Stored data entries
········

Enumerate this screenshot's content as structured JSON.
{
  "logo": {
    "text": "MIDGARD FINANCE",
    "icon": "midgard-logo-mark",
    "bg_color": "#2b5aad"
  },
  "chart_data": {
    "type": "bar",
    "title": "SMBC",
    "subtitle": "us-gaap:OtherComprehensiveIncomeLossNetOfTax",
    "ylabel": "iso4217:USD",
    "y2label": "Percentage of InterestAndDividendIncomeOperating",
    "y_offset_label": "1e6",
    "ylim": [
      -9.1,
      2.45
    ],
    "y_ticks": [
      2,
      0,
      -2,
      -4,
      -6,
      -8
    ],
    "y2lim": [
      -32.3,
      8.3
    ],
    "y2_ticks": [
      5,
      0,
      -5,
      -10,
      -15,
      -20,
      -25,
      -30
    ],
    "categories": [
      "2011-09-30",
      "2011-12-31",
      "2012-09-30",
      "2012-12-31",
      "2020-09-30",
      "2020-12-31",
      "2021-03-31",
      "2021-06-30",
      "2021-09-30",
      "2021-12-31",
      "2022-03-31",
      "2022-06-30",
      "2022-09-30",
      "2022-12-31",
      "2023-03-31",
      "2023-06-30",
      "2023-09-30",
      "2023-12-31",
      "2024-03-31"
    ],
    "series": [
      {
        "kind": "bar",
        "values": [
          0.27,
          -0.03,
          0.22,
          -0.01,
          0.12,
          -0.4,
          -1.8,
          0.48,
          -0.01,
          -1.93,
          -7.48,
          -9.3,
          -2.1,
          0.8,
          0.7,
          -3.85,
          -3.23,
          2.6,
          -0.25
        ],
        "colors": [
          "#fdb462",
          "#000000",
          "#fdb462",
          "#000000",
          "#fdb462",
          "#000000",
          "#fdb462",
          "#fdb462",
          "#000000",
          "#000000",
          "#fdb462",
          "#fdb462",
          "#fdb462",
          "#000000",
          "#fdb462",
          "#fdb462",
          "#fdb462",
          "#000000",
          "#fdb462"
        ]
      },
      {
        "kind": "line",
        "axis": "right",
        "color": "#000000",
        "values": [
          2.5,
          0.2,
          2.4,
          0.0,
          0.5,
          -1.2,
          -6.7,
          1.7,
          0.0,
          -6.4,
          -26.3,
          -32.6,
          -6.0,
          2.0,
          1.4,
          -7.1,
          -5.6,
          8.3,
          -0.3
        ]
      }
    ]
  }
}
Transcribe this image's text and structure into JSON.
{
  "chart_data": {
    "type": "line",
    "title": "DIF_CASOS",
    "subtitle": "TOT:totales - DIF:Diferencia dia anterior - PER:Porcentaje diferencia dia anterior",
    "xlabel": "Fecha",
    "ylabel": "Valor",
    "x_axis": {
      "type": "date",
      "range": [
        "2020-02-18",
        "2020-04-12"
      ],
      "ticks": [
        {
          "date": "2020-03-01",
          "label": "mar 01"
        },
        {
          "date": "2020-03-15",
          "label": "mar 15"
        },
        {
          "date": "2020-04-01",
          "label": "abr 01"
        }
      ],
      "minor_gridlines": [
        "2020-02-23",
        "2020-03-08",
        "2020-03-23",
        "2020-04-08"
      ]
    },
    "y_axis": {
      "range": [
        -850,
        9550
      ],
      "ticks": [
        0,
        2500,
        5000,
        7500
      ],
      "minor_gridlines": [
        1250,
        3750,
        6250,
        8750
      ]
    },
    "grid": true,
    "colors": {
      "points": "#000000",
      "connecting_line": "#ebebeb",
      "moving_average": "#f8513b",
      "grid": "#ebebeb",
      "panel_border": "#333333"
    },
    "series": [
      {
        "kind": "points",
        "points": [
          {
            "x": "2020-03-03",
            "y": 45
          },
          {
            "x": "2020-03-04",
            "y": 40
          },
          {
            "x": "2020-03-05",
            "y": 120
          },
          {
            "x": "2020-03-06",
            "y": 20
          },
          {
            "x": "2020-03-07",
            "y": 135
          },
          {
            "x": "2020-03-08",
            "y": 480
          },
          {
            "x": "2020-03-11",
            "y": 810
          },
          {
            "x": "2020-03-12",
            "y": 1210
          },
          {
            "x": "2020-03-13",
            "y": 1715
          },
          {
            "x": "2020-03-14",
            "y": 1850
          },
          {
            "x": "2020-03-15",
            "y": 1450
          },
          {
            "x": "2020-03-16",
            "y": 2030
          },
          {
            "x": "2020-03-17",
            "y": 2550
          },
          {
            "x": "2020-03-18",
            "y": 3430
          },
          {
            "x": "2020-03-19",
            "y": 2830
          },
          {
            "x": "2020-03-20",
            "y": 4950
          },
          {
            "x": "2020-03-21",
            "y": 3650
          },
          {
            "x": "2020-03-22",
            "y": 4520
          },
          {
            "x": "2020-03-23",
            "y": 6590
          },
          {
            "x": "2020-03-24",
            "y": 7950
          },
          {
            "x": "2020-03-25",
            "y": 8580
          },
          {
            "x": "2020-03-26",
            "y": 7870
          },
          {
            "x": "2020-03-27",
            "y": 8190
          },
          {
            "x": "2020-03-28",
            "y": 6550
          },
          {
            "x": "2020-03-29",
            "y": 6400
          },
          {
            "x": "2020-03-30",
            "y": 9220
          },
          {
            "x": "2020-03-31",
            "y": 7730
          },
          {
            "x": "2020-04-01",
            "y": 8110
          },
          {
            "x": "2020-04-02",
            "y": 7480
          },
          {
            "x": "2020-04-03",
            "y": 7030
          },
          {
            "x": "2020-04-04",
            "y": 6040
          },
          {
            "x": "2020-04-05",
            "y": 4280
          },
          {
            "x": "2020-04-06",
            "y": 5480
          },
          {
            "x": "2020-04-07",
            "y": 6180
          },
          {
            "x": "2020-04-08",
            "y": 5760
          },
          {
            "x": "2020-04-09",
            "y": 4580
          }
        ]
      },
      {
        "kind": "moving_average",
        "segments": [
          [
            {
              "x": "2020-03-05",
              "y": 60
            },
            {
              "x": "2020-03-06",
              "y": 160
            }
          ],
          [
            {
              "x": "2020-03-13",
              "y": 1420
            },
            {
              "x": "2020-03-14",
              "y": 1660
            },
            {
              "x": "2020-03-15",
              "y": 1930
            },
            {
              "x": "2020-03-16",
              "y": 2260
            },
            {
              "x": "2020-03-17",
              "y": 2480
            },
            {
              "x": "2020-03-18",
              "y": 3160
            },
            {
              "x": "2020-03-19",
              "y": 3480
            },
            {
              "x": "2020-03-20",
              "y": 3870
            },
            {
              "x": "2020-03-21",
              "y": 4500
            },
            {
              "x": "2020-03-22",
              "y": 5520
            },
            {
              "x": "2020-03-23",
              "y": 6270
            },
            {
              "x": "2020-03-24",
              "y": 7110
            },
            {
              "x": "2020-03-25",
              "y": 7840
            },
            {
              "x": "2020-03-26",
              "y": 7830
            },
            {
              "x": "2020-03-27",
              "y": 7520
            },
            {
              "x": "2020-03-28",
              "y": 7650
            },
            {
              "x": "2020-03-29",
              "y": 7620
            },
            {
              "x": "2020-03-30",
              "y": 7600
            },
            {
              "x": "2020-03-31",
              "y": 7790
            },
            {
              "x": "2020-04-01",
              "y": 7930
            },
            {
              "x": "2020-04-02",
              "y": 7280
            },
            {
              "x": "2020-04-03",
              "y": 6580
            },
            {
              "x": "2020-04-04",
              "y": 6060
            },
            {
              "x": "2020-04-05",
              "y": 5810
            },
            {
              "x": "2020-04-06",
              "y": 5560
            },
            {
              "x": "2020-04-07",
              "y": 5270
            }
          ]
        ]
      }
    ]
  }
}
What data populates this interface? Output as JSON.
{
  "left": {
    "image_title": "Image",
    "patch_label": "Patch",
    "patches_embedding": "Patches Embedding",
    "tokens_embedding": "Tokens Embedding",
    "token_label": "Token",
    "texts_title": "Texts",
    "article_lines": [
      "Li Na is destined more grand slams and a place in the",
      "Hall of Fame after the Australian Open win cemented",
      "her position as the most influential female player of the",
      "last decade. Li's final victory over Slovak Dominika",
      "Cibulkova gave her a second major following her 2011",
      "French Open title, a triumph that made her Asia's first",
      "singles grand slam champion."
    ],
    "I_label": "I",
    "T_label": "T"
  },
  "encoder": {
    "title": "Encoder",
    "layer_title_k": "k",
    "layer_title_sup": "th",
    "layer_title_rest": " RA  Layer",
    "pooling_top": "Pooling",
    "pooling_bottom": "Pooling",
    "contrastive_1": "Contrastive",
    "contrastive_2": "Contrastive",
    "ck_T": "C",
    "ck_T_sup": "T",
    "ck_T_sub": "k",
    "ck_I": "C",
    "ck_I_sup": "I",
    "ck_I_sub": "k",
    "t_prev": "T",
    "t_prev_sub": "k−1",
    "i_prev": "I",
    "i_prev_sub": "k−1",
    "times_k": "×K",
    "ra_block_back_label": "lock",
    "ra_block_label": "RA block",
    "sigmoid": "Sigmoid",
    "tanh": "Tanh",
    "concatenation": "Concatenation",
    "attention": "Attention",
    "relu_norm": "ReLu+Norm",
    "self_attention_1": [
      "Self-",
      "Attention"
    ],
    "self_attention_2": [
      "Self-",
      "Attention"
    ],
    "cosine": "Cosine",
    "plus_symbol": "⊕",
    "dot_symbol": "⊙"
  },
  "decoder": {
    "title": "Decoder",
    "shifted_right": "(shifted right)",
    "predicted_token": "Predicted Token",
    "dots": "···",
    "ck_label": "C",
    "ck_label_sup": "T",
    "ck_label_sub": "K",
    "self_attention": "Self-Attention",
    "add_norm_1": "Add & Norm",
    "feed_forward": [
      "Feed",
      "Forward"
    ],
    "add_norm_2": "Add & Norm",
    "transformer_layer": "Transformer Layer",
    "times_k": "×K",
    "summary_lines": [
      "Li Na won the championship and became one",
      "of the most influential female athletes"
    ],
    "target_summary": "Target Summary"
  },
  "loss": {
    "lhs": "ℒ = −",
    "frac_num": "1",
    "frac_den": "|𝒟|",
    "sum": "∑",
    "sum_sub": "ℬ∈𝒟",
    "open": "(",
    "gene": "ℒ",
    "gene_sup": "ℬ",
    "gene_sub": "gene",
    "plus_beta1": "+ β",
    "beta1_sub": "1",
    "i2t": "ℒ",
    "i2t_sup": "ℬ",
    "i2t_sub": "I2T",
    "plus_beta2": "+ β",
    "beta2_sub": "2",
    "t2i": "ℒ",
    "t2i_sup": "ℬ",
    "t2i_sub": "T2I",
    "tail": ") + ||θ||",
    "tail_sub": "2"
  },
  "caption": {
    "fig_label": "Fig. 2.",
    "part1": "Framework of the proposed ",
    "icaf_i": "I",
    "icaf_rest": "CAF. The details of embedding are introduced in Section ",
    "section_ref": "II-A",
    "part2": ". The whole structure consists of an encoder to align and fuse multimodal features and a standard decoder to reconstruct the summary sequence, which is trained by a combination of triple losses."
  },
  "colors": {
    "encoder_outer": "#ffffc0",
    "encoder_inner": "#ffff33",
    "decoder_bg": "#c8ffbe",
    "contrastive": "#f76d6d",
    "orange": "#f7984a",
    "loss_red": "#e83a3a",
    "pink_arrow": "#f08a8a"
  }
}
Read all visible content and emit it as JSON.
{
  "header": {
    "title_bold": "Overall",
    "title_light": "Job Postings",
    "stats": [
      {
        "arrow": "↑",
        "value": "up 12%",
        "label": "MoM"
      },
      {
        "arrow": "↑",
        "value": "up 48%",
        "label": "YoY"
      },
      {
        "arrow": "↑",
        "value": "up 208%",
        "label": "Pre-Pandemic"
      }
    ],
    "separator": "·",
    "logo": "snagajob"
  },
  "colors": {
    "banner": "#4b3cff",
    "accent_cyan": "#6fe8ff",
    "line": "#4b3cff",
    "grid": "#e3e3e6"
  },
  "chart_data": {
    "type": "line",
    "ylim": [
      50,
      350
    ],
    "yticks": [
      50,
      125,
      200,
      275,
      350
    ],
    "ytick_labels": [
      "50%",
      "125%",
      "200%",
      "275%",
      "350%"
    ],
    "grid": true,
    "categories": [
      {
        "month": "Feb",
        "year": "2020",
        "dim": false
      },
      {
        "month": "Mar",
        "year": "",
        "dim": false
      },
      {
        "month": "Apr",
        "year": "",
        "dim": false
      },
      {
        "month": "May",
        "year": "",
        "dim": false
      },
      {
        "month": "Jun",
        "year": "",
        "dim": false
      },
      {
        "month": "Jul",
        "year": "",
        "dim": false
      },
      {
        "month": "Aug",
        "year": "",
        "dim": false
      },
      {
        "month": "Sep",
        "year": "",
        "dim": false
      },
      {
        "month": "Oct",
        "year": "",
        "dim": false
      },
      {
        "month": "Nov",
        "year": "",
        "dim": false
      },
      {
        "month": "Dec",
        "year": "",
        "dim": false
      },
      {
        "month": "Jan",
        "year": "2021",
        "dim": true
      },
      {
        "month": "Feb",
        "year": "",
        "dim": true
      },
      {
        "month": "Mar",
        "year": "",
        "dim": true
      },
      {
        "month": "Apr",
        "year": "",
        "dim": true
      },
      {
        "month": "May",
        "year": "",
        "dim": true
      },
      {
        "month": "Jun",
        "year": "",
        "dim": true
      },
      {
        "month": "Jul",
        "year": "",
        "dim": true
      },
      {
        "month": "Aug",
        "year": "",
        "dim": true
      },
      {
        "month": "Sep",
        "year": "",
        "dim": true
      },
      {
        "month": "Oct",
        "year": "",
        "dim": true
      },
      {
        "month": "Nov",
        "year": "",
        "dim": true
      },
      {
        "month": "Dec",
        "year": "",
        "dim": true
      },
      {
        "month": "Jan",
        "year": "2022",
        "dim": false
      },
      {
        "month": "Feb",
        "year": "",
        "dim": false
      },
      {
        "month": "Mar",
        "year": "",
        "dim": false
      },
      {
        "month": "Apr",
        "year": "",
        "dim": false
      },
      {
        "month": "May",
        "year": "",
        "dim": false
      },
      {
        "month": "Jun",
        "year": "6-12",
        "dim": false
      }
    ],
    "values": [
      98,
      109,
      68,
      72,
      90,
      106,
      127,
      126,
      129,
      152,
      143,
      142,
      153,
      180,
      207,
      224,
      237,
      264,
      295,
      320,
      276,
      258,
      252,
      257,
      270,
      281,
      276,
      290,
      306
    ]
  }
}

········

- Your instructions: Select and copy every line of the material that holds the string "this".

- Written reply:
Enumerate this screenshot's content as structured JSON.
Transcribe this image's text and structure into JSON.
What data populates this interface? Output as JSON.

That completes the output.